EXERCISE AIM: Rewrite every line of the material below as a numbered list, omitting blank lines and leaving out the pictures.

↓↓↓

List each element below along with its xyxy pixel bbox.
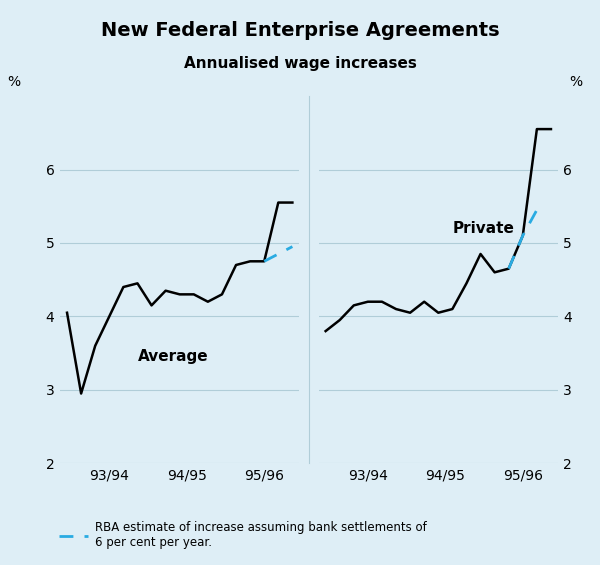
Legend: RBA estimate of increase assuming bank settlements of
6 per cent per year.: RBA estimate of increase assuming bank s…: [54, 516, 431, 554]
Text: New Federal Enterprise Agreements: New Federal Enterprise Agreements: [101, 20, 499, 40]
Text: Annualised wage increases: Annualised wage increases: [184, 55, 416, 71]
Text: Private: Private: [452, 220, 514, 236]
Text: %: %: [569, 75, 582, 89]
Text: Average: Average: [137, 349, 208, 364]
Text: %: %: [7, 75, 20, 89]
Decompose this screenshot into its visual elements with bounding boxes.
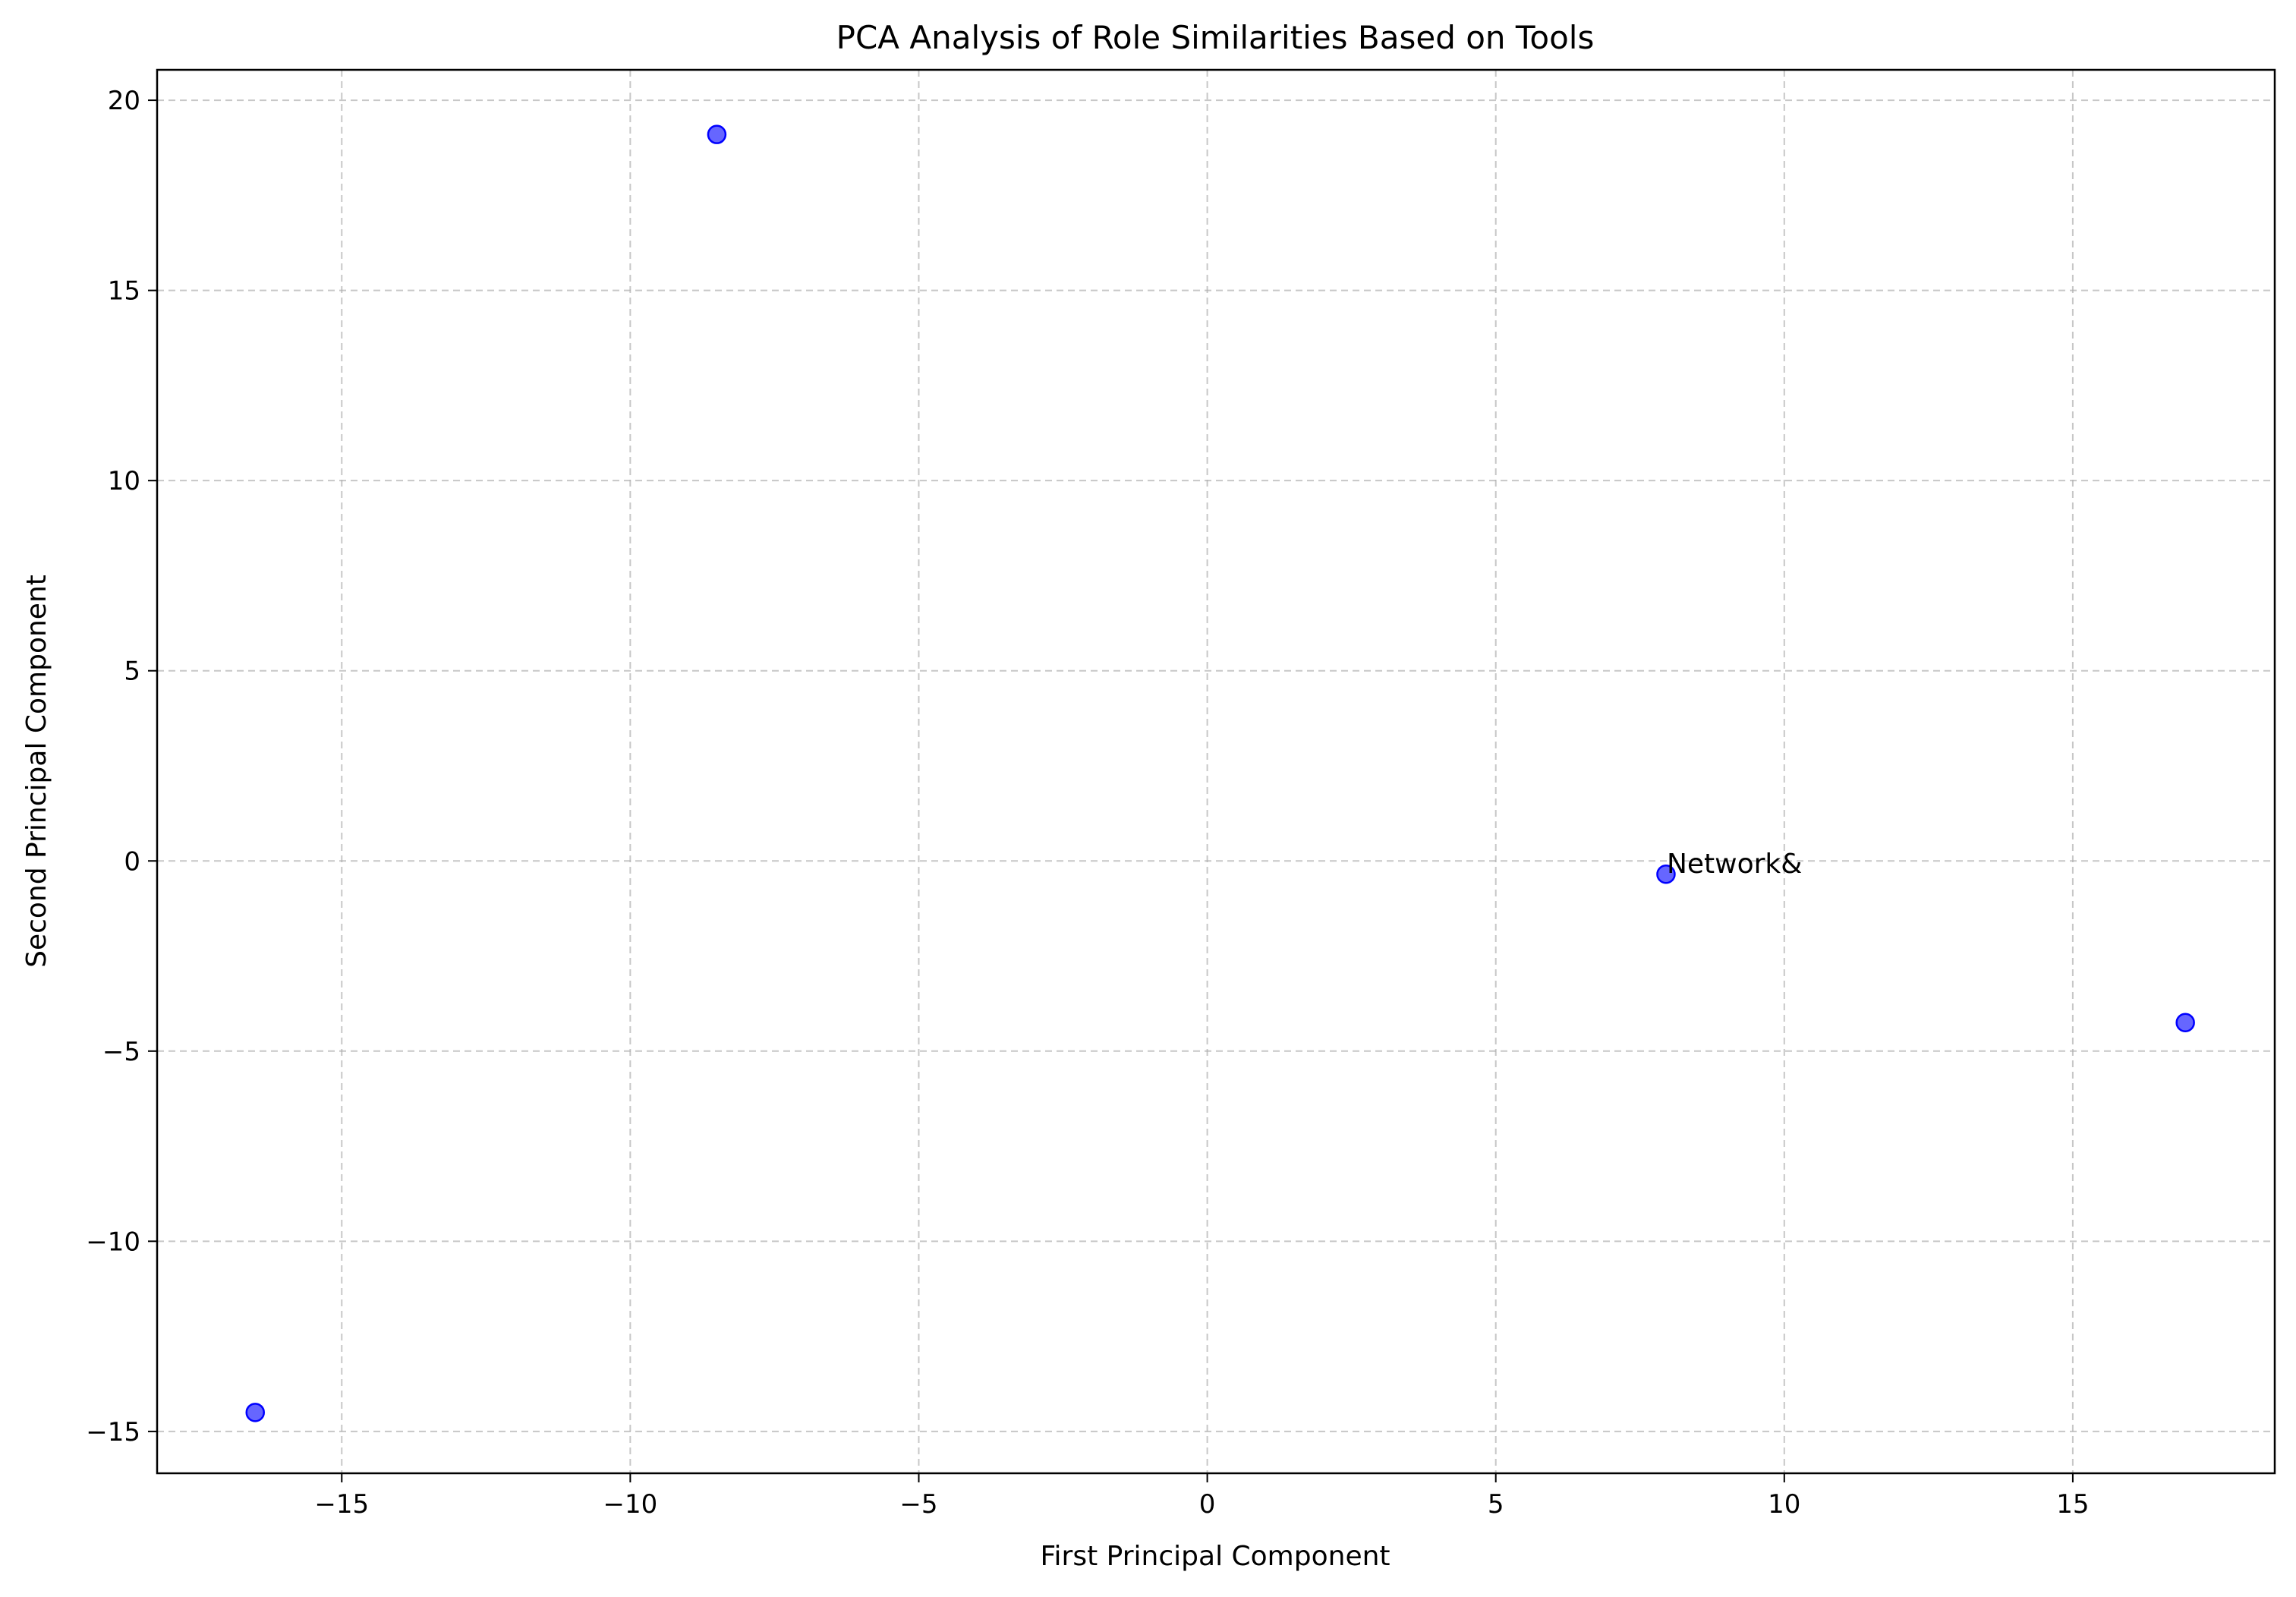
x-tick-label: 10 [1768, 1489, 1800, 1520]
y-tick-label: −15 [86, 1417, 140, 1447]
plot-frame [156, 68, 2276, 1475]
x-tick-label: 15 [2056, 1489, 2089, 1520]
scatter-point [1656, 865, 1676, 884]
y-axis-label: Second Principal Component [21, 575, 52, 968]
x-tick-label: 0 [1199, 1489, 1216, 1520]
y-tick-label: 15 [108, 276, 140, 307]
axis-ticks: −15 −10 −5 0 5 10 15 −15 −10 −5 0 5 10 15 20 [86, 86, 2089, 1520]
x-tick-label: −5 [899, 1489, 937, 1520]
point-annotation: Network& [1667, 849, 1802, 880]
scatter-point [2175, 1013, 2195, 1032]
scatter-point [245, 1403, 265, 1422]
y-tick-label: 20 [108, 86, 140, 116]
y-tick-label: 10 [108, 466, 140, 496]
x-tick-label: −10 [603, 1489, 657, 1520]
y-tick-label: 5 [124, 657, 140, 687]
data-points: Network& [245, 124, 2195, 1422]
chart-title: PCA Analysis of Role Similarities Based … [836, 19, 1595, 56]
y-tick-label: 0 [124, 846, 140, 877]
x-axis-label: First Principal Component [1040, 1541, 1390, 1572]
y-tick-label: −5 [102, 1037, 140, 1067]
y-tick-label: −10 [86, 1227, 140, 1257]
x-tick-label: −15 [314, 1489, 369, 1520]
x-tick-label: 5 [1488, 1489, 1504, 1520]
grid-lines [157, 70, 2275, 1473]
scatter-point [707, 124, 727, 144]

↑↑↑

OUTPUT OF THE EXERCISE:
1. List each element below along with its xyxy pixel bbox.
2. Legend: RBA estimate of increase assuming bank settlements of
3. 6 per cent per year.: RBA estimate of increase assuming bank s…: [54, 516, 431, 554]
4. Text: New Federal Enterprise Agreements: New Federal Enterprise Agreements: [101, 20, 499, 40]
5. Text: Annualised wage increases: Annualised wage increases: [184, 55, 416, 71]
6. Text: Private: Private: [452, 220, 514, 236]
7. Text: %: %: [569, 75, 582, 89]
8. Text: Average: Average: [137, 349, 208, 364]
9. Text: %: %: [7, 75, 20, 89]
10. Decompose this screenshot into its visual elements with bounding boxes.
11. x-tick-label: 10 [1768, 1489, 1800, 1520]
12. y-tick-label: −15 [86, 1417, 140, 1447]
13. plot-frame [156, 68, 2276, 1475]
14. x-tick-label: 15 [2056, 1489, 2089, 1520]
15. scatter-point [1656, 865, 1676, 884]
16. y-axis-label: Second Principal Component [21, 575, 52, 968]
17. x-tick-label: 0 [1199, 1489, 1216, 1520]
18. y-tick-label: 15 [108, 276, 140, 307]
19. axis-ticks: −15 −10 −5 0 5 10 15 −15 −10 −5 0 5 10 15 20 [86, 86, 2089, 1520]
20. x-tick-label: −5 [899, 1489, 937, 1520]
21. point-annotation: Network& [1667, 849, 1802, 880]
22. scatter-point [2175, 1013, 2195, 1032]
23. scatter-point [245, 1403, 265, 1422]
24. y-tick-label: 20 [108, 86, 140, 116]
25. y-tick-label: 10 [108, 466, 140, 496]
26. x-tick-label: −10 [603, 1489, 657, 1520]
27. y-tick-label: 5 [124, 657, 140, 687]
28. data-points: Network& [245, 124, 2195, 1422]
29. chart-title: PCA Analysis of Role Similarities Based … [836, 19, 1595, 56]
30. y-tick-label: 0 [124, 846, 140, 877]
31. x-axis-label: First Principal Component [1040, 1541, 1390, 1572]
32. y-tick-label: −5 [102, 1037, 140, 1067]
33. y-tick-label: −10 [86, 1227, 140, 1257]
34. x-tick-label: −15 [314, 1489, 369, 1520]
35. x-tick-label: 5 [1488, 1489, 1504, 1520]
36. grid-lines [157, 70, 2275, 1473]
37. scatter-point [707, 124, 727, 144]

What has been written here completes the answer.